■ **WORK TO BE COMPLETED**: Write the material out again in full, exactly.

■ **MATERIAL SUPPLIED**:
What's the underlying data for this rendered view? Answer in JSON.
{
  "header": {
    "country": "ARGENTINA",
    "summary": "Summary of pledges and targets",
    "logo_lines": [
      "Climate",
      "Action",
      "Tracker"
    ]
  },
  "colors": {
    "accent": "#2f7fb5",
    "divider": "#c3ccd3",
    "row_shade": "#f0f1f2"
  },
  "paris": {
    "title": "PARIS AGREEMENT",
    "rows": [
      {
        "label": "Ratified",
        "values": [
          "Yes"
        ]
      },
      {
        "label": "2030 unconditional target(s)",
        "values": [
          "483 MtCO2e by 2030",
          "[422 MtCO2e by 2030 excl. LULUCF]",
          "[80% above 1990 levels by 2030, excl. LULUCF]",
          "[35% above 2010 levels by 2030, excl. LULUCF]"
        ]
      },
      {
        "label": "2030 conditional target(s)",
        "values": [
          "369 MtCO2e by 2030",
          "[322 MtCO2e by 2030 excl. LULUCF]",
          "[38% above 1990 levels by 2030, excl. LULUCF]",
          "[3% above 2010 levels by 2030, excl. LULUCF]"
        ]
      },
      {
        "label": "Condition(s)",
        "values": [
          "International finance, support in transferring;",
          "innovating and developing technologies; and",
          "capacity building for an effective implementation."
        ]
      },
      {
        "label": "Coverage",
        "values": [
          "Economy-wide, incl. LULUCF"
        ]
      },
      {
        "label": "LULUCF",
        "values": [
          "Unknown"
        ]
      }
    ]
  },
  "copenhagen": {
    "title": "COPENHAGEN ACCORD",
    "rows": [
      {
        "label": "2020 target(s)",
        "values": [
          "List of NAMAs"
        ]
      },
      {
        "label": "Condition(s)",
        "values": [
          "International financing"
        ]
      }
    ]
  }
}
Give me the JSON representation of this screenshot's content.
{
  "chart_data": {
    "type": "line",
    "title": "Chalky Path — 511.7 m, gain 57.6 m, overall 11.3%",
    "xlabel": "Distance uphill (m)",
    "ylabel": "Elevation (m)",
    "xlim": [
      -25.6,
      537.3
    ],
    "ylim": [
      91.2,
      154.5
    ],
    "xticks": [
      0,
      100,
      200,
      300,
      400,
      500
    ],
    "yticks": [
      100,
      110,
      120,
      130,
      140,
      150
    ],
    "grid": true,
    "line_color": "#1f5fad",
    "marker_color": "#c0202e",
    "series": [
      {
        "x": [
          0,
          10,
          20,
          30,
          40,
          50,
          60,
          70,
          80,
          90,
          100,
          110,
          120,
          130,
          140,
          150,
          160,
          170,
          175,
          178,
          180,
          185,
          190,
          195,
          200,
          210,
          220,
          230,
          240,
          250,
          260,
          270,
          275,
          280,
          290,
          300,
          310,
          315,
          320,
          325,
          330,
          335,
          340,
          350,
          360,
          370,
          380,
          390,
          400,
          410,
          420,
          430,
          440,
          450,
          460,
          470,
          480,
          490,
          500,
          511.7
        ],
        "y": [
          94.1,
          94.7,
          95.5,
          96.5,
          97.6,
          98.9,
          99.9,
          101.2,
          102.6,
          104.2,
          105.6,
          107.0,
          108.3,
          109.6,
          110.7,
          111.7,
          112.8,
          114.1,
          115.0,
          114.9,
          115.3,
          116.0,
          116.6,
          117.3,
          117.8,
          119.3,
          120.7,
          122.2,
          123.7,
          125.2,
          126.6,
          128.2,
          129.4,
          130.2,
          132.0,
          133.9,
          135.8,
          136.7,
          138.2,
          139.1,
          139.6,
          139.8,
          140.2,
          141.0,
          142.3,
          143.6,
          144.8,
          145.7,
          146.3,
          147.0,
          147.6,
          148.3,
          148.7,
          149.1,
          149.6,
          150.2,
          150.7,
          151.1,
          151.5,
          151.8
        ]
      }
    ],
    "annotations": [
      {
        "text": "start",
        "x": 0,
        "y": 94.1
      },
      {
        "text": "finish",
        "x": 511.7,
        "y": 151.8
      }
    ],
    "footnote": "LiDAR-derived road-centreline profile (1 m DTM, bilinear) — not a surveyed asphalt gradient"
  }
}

■ **PROBLEM SOLUTION**:
What's the underlying data for this rendered view? Answer in JSON.
{
  "header": {
    "country": "ARGENTINA",
    "summary": "Summary of pledges and targets",
    "logo_lines": [
      "Climate",
      "Action",
      "Tracker"
    ]
  },
  "colors": {
    "accent": "#2f7fb5",
    "divider": "#c3ccd3",
    "row_shade": "#f0f1f2"
  },
  "paris": {
    "title": "PARIS AGREEMENT",
    "rows": [
      {
        "label": "Ratified",
        "values": [
          "Yes"
        ]
      },
      {
        "label": "2030 unconditional target(s)",
        "values": [
          "483 MtCO2e by 2030",
          "[422 MtCO2e by 2030 excl. LULUCF]",
          "[80% above 1990 levels by 2030, excl. LULUCF]",
          "[35% above 2010 levels by 2030, excl. LULUCF]"
        ]
      },
      {
        "label": "2030 conditional target(s)",
        "values": [
          "369 MtCO2e by 2030",
          "[322 MtCO2e by 2030 excl. LULUCF]",
          "[38% above 1990 levels by 2030, excl. LULUCF]",
          "[3% above 2010 levels by 2030, excl. LULUCF]"
        ]
      },
      {
        "label": "Condition(s)",
        "values": [
          "International finance, support in transferring;",
          "innovating and developing technologies; and",
          "capacity building for an effective implementation."
        ]
      },
      {
        "label": "Coverage",
        "values": [
          "Economy-wide, incl. LULUCF"
        ]
      },
      {
        "label": "LULUCF",
        "values": [
          "Unknown"
        ]
      }
    ]
  },
  "copenhagen": {
    "title": "COPENHAGEN ACCORD",
    "rows": [
      {
        "label": "2020 target(s)",
        "values": [
          "List of NAMAs"
        ]
      },
      {
        "label": "Condition(s)",
        "values": [
          "International financing"
        ]
      }
    ]
  }
}
Give me the JSON representation of this screenshot's content.
{
  "chart_data": {
    "type": "line",
    "title": "Chalky Path — 511.7 m, gain 57.6 m, overall 11.3%",
    "xlabel": "Distance uphill (m)",
    "ylabel": "Elevation (m)",
    "xlim": [
      -25.6,
      537.3
    ],
    "ylim": [
      91.2,
      154.5
    ],
    "xticks": [
      0,
      100,
      200,
      300,
      400,
      500
    ],
    "yticks": [
      100,
      110,
      120,
      130,
      140,
      150
    ],
    "grid": true,
    "line_color": "#1f5fad",
    "marker_color": "#c0202e",
    "series": [
      {
        "x": [
          0,
          10,
          20,
          30,
          40,
          50,
          60,
          70,
          80,
          90,
          100,
          110,
          120,
          130,
          140,
          150,
          160,
          170,
          175,
          178,
          180,
          185,
          190,
          195,
          200,
          210,
          220,
          230,
          240,
          250,
          260,
          270,
          275,
          280,
          290,
          300,
          310,
          315,
          320,
          325,
          330,
          335,
          340,
          350,
          360,
          370,
          380,
          390,
          400,
          410,
          420,
          430,
          440,
          450,
          460,
          470,
          480,
          490,
          500,
          511.7
        ],
        "y": [
          94.1,
          94.7,
          95.5,
          96.5,
          97.6,
          98.9,
          99.9,
          101.2,
          102.6,
          104.2,
          105.6,
          107.0,
          108.3,
          109.6,
          110.7,
          111.7,
          112.8,
          114.1,
          115.0,
          114.9,
          115.3,
          116.0,
          116.6,
          117.3,
          117.8,
          119.3,
          120.7,
          122.2,
          123.7,
          125.2,
          126.6,
          128.2,
          129.4,
          130.2,
          132.0,
          133.9,
          135.8,
          136.7,
          138.2,
          139.1,
          139.6,
          139.8,
          140.2,
          141.0,
          142.3,
          143.6,
          144.8,
          145.7,
          146.3,
          147.0,
          147.6,
          148.3,
          148.7,
          149.1,
          149.6,
          150.2,
          150.7,
          151.1,
          151.5,
          151.8
        ]
      }
    ],
    "annotations": [
      {
        "text": "start",
        "x": 0,
        "y": 94.1
      },
      {
        "text": "finish",
        "x": 511.7,
        "y": 151.8
      }
    ],
    "footnote": "LiDAR-derived road-centreline profile (1 m DTM, bilinear) — not a surveyed asphalt gradient"
  }
}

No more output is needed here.